Please substitute "label" for every "callout" in the rows from the line with "amplification-value: 2–3 <box>724" up to and including the line with "cervix-organ <box>492 807 512 861</box>", and give back only those lines with nothing else changed.

Some records:
+ + + +
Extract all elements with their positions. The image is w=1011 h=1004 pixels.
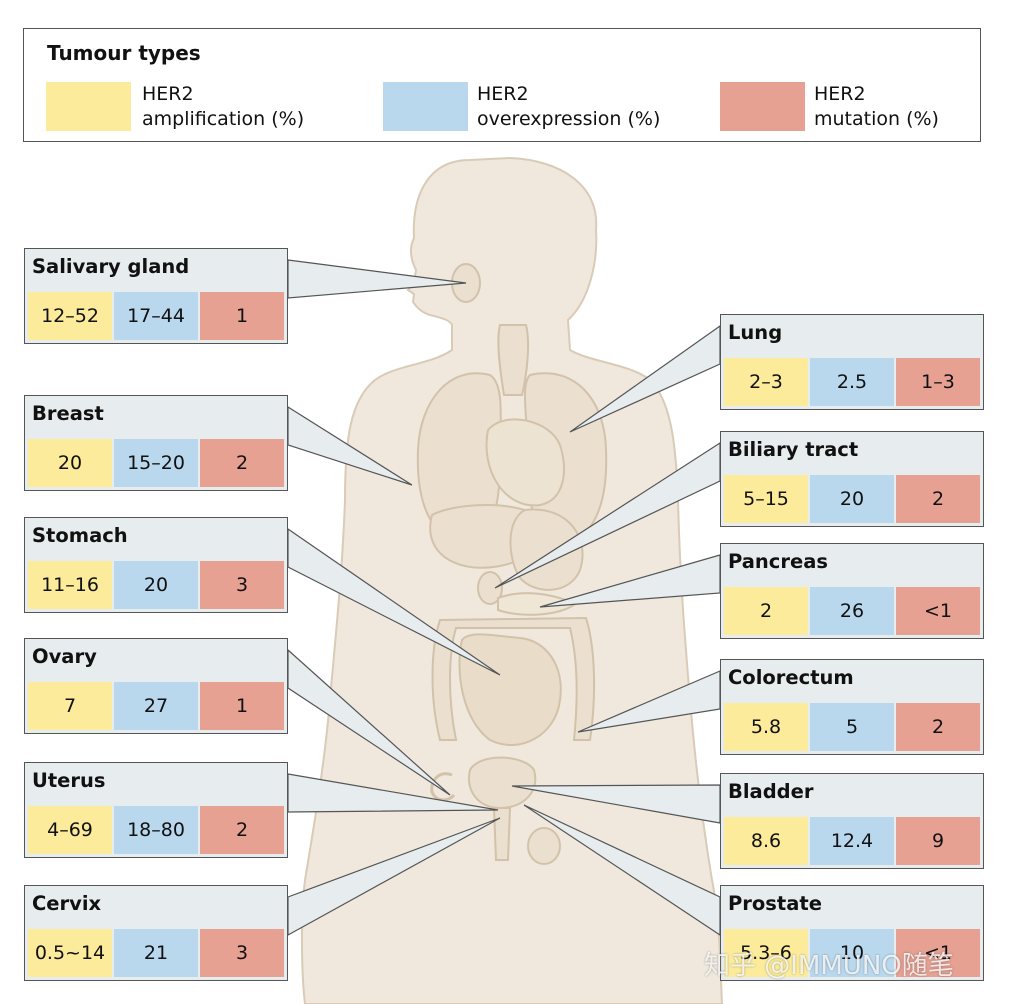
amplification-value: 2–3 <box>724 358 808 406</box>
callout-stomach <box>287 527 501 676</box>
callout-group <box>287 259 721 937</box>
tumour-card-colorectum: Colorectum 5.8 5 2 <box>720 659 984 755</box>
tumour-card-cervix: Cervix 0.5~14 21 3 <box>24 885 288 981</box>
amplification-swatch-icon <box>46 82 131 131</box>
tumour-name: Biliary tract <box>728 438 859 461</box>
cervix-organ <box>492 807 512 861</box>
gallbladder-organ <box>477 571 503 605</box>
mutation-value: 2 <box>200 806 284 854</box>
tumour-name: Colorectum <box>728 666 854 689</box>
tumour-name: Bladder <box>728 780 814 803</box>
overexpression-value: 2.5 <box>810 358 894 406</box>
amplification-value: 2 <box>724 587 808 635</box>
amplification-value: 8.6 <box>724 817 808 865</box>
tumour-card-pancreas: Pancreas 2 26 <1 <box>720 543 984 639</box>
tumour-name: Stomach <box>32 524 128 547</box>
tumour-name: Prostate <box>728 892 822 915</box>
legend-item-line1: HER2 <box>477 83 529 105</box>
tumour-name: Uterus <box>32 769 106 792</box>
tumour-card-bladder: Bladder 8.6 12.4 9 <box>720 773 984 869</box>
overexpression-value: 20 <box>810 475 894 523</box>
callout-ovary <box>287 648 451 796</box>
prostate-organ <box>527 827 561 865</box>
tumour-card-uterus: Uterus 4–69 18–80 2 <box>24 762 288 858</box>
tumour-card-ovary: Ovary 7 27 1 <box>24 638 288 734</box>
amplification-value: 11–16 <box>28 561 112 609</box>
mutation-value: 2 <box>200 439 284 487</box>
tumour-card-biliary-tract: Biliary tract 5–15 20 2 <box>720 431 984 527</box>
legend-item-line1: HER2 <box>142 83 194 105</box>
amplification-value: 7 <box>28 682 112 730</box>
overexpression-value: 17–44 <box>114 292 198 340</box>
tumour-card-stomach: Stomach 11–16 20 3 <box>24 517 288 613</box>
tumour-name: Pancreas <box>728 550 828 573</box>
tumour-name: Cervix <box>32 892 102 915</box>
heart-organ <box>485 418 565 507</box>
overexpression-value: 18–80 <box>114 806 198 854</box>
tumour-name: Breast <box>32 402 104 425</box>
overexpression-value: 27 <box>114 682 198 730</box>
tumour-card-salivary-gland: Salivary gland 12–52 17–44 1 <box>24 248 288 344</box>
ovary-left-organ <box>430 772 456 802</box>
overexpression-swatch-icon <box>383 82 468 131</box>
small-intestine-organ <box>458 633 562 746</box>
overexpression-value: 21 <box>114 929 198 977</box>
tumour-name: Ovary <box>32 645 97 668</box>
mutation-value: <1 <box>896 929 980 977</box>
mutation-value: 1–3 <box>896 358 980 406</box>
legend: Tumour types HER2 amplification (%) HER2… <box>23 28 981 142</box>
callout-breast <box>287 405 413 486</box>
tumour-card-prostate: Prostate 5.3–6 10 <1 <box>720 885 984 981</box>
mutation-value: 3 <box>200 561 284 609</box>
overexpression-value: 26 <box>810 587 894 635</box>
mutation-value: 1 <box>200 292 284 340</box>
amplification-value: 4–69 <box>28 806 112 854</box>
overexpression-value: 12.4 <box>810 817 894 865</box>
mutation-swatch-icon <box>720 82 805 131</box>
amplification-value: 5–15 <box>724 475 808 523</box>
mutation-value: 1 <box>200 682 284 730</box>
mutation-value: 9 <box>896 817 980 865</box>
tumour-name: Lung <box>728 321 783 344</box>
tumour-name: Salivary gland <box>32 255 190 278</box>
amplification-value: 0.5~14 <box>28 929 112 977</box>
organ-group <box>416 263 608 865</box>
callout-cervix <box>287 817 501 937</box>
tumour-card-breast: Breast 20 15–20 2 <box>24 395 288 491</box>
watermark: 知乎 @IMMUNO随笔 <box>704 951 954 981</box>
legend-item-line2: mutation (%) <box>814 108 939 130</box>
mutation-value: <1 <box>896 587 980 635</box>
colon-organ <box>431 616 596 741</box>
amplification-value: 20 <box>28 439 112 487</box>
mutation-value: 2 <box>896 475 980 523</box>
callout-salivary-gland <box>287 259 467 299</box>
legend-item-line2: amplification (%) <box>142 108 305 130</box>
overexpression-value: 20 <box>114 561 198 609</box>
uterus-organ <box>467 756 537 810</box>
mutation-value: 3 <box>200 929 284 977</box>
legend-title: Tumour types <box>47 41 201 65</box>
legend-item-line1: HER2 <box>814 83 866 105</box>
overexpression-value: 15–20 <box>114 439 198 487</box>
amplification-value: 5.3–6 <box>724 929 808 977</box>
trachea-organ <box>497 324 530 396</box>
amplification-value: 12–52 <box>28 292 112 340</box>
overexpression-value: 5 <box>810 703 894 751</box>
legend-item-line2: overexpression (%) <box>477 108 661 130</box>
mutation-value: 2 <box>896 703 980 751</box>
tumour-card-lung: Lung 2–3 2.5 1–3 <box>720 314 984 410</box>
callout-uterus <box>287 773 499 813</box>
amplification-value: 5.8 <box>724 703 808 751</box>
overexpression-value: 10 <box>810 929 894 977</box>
+ + + +
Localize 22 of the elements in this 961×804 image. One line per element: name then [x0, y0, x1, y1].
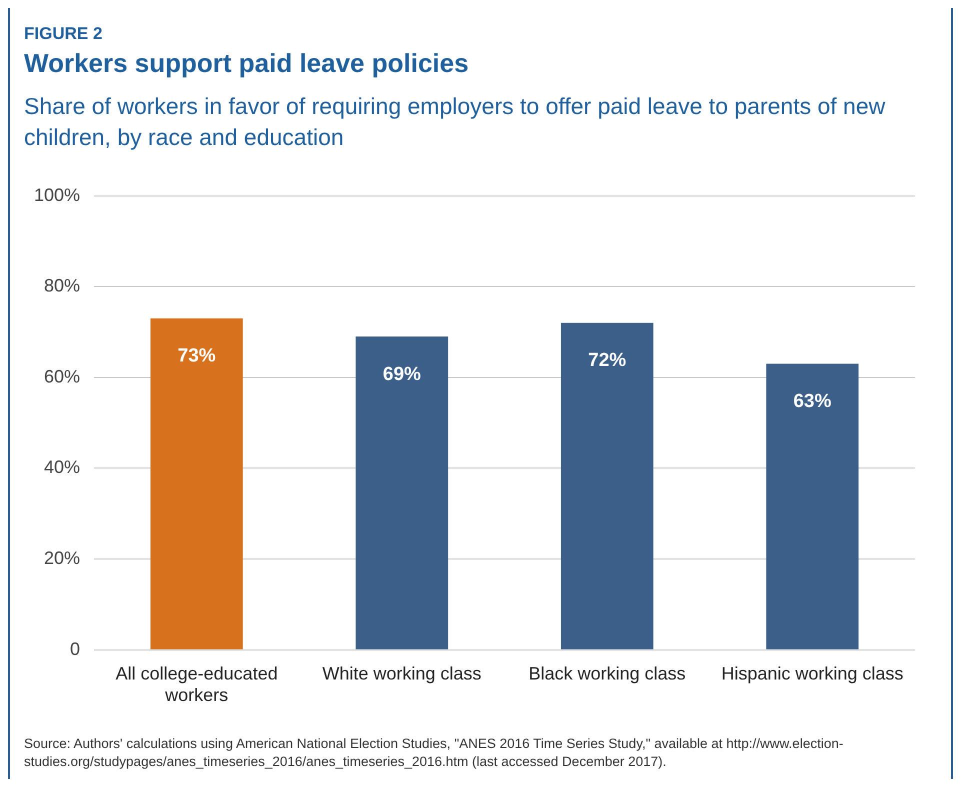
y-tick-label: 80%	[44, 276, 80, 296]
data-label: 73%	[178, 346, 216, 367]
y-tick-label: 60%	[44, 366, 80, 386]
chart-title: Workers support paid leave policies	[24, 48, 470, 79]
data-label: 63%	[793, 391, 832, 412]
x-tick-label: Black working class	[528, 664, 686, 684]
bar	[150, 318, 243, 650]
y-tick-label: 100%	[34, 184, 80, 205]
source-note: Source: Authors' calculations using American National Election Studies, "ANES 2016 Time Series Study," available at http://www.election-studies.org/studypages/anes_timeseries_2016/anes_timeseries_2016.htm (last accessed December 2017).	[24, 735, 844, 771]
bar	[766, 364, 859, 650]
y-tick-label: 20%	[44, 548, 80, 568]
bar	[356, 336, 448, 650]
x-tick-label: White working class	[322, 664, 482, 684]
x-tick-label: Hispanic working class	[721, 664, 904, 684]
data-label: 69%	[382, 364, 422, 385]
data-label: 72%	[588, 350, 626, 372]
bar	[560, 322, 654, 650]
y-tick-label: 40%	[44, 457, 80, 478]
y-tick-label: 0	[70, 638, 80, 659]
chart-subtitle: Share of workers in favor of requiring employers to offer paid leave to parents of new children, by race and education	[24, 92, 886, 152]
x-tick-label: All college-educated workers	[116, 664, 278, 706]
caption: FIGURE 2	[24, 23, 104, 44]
+ + + +
=== Right answer ===
amplification-value: 2–3 <box>724 358 808 406</box>
label-stomach <box>287 527 501 676</box>
label-group <box>287 259 721 937</box>
tumour-card-colorectum: Colorectum 5.8 5 2 <box>720 659 984 755</box>
tumour-card-cervix: Cervix 0.5~14 21 3 <box>24 885 288 981</box>
amplification-swatch-icon <box>46 82 131 131</box>
tumour-name: Biliary tract <box>728 438 859 461</box>
cervix-organ <box>492 807 512 861</box>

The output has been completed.